● Problem description
Pull out all lines from the listing below in which the word "deferrals" appears.

::::

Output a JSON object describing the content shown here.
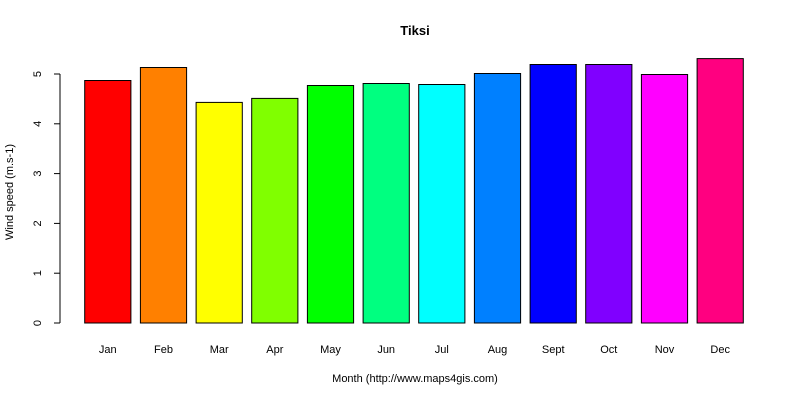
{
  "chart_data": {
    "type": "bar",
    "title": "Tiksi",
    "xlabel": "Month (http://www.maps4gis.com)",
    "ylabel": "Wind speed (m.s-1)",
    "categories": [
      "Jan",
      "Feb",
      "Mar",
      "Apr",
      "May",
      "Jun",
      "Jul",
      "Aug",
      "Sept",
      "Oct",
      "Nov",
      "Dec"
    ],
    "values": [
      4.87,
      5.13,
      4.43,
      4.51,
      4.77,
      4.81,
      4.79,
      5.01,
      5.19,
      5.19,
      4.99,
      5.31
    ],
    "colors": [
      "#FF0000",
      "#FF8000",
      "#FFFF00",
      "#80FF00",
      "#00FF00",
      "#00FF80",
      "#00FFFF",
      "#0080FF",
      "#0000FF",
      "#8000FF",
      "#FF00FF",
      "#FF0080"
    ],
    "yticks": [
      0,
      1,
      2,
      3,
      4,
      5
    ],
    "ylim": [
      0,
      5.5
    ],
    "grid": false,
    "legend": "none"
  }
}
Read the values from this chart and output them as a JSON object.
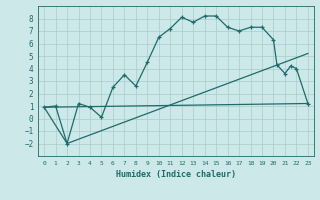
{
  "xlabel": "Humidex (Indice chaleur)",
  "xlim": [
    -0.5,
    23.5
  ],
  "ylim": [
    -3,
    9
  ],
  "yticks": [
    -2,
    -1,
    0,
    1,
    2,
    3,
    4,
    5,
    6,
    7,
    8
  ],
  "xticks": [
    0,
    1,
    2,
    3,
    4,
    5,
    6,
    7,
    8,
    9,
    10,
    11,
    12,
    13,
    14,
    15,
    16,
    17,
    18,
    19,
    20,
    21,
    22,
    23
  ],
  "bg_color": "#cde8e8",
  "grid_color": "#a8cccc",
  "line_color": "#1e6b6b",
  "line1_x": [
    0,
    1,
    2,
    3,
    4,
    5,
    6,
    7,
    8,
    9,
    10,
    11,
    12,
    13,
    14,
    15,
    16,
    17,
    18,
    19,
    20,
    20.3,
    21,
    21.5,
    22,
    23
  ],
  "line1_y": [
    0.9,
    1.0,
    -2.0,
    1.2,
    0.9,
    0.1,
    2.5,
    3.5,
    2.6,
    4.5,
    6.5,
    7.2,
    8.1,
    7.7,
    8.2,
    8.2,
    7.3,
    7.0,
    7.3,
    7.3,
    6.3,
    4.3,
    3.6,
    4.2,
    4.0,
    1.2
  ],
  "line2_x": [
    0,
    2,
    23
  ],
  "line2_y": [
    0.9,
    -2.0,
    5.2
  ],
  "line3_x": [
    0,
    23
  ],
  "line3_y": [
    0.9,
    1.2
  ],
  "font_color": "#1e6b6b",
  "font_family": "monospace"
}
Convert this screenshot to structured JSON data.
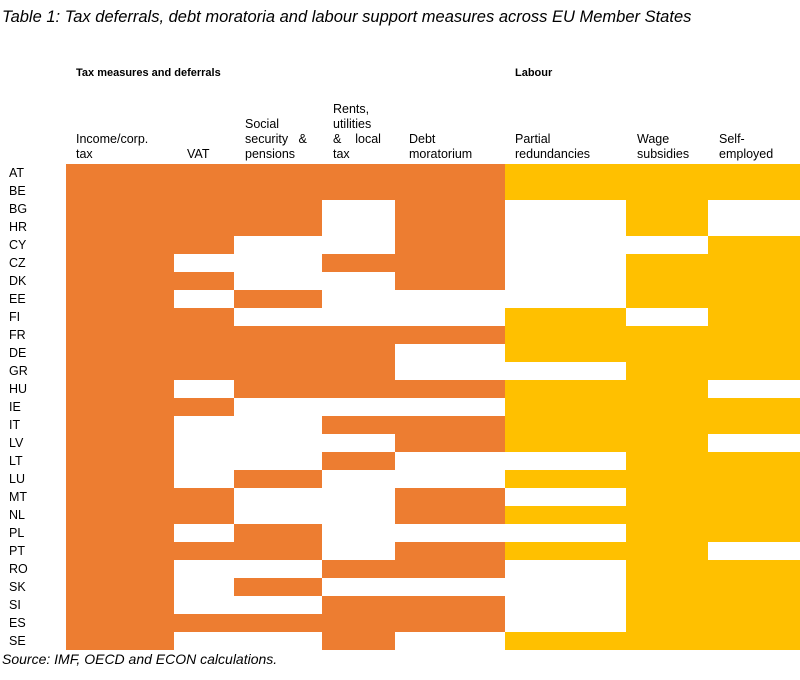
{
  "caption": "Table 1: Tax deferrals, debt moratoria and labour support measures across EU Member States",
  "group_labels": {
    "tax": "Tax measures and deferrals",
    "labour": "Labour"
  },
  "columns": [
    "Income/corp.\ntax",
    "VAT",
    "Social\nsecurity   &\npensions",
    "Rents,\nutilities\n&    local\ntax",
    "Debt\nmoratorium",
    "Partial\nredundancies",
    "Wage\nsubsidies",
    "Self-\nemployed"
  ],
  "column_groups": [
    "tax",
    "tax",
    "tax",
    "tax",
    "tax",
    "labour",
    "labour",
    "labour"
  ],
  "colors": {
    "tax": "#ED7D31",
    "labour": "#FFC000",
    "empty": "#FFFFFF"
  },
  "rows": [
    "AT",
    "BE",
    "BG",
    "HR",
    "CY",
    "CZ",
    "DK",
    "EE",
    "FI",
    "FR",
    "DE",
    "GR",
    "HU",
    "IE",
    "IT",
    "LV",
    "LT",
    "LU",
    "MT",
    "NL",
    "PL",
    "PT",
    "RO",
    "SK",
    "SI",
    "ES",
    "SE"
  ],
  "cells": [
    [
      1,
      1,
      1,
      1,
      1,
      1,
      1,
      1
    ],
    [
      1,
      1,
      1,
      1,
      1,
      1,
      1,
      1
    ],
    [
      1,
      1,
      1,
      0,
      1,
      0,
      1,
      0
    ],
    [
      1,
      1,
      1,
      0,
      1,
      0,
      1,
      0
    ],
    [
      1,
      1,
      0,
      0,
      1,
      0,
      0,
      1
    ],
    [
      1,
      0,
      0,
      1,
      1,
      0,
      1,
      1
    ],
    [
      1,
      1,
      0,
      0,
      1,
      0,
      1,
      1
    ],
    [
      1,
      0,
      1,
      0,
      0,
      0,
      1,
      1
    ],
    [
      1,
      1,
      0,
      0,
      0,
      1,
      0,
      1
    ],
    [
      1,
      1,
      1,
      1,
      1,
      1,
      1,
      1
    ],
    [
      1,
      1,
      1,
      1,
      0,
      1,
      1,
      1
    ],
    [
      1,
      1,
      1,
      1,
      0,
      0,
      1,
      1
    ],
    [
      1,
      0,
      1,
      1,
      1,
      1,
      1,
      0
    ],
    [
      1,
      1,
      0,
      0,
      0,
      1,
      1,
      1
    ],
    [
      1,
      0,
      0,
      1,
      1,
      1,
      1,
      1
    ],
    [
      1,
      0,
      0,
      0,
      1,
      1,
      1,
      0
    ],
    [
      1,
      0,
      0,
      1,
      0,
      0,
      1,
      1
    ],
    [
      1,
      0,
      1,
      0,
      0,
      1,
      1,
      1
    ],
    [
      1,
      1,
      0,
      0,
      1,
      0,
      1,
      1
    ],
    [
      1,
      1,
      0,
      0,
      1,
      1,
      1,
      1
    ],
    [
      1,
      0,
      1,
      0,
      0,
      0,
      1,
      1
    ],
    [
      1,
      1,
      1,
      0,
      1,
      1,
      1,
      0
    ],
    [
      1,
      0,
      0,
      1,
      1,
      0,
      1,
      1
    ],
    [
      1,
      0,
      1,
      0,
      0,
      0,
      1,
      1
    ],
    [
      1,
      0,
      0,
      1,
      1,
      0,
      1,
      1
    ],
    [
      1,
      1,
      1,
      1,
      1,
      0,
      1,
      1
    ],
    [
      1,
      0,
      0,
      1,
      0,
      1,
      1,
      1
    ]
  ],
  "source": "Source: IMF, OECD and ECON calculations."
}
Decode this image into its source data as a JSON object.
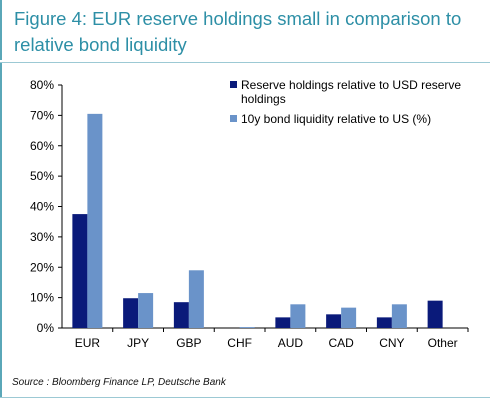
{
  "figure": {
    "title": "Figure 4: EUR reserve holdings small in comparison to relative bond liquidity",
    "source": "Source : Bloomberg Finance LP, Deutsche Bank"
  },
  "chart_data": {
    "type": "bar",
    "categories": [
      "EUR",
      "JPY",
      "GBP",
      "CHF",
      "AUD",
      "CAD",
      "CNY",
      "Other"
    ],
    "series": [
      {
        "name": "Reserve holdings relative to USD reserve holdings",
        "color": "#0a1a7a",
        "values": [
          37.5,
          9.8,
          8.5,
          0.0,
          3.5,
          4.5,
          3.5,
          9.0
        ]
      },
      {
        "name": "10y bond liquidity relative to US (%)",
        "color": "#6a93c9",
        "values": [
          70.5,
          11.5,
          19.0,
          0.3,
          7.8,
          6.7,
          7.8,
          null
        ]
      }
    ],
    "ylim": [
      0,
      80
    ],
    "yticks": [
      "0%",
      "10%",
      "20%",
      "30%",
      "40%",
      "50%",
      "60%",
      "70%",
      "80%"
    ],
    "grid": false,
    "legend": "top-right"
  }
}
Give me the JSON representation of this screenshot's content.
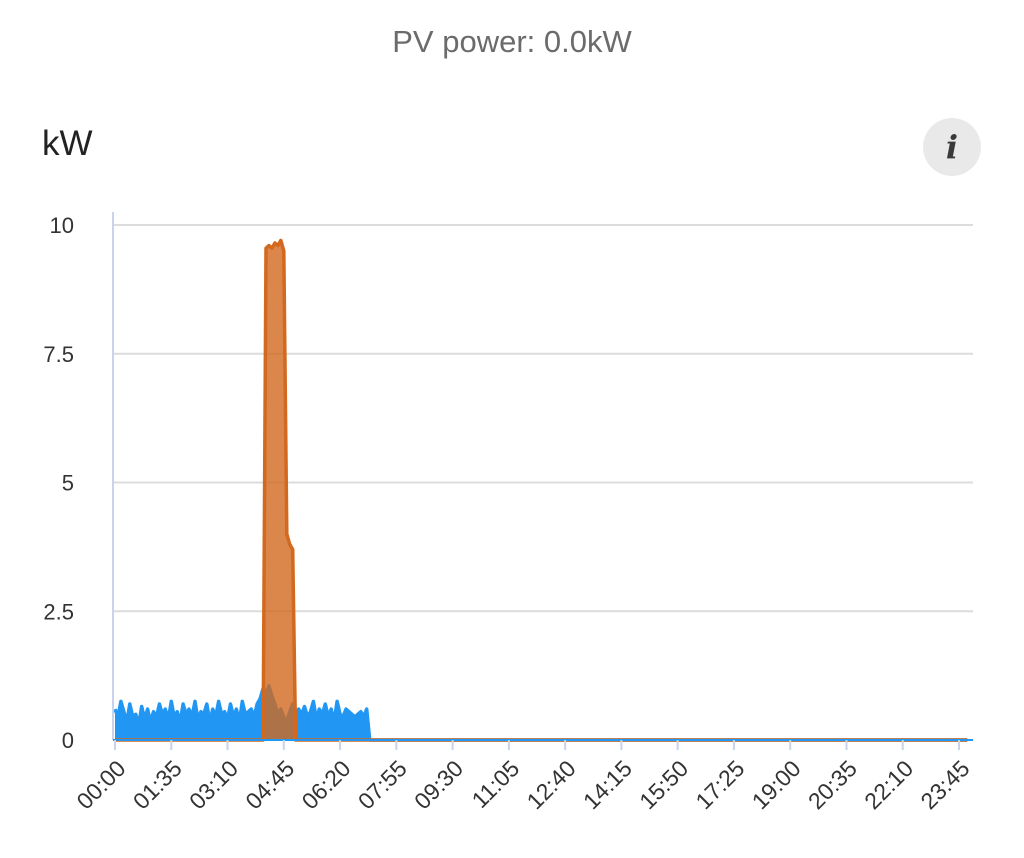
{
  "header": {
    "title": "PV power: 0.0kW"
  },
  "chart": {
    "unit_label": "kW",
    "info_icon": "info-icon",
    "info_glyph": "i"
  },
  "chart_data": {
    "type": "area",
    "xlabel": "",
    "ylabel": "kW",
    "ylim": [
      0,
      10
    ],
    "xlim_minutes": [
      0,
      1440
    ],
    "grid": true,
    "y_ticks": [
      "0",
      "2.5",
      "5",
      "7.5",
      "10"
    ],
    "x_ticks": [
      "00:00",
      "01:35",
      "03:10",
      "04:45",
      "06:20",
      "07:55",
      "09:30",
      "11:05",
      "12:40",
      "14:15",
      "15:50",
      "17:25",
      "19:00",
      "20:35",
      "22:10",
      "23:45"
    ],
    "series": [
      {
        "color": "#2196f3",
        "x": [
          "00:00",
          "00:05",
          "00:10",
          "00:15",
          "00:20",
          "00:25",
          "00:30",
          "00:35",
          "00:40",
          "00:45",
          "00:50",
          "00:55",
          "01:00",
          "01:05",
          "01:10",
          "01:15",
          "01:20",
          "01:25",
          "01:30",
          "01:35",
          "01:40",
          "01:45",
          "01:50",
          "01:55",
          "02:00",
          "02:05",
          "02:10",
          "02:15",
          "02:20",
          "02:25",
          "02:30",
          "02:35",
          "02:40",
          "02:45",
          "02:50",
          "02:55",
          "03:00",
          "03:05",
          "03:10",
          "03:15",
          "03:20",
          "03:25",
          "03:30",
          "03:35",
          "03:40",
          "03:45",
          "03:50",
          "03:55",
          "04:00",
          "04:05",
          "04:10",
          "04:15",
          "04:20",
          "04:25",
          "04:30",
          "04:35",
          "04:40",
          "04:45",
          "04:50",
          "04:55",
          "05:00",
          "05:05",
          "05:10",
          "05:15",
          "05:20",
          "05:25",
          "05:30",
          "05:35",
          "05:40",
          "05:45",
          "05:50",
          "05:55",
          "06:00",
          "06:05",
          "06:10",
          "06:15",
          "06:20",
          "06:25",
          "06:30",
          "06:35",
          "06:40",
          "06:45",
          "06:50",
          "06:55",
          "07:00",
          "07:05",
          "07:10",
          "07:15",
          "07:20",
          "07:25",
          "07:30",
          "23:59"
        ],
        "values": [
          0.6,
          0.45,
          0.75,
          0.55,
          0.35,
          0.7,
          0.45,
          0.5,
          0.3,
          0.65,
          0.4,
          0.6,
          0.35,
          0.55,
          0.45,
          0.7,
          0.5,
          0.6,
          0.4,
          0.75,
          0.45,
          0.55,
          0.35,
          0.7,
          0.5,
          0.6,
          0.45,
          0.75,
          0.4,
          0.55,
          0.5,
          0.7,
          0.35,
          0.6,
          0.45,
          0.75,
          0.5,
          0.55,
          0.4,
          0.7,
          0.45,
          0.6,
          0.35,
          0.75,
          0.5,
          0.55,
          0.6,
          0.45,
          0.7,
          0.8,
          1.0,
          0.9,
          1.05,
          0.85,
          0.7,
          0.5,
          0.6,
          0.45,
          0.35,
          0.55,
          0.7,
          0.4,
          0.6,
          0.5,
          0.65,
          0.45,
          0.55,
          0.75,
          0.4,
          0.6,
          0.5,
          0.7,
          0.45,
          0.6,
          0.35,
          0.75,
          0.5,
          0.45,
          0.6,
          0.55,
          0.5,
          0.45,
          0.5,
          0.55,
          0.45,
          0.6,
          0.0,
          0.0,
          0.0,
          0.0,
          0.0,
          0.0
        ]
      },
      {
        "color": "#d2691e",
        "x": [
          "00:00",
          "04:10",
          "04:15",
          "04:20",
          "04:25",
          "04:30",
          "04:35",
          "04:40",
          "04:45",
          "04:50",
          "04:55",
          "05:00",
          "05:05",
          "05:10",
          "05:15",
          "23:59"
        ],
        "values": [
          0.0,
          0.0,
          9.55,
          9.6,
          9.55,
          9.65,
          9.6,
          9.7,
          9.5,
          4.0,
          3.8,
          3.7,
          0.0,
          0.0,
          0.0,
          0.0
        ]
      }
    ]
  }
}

::::

● Output for this exercise
  "caption": "Table 1: Tax deferrals, debt moratoria and labour support measures across EU Member States",
    "tax": "Tax measures and deferrals",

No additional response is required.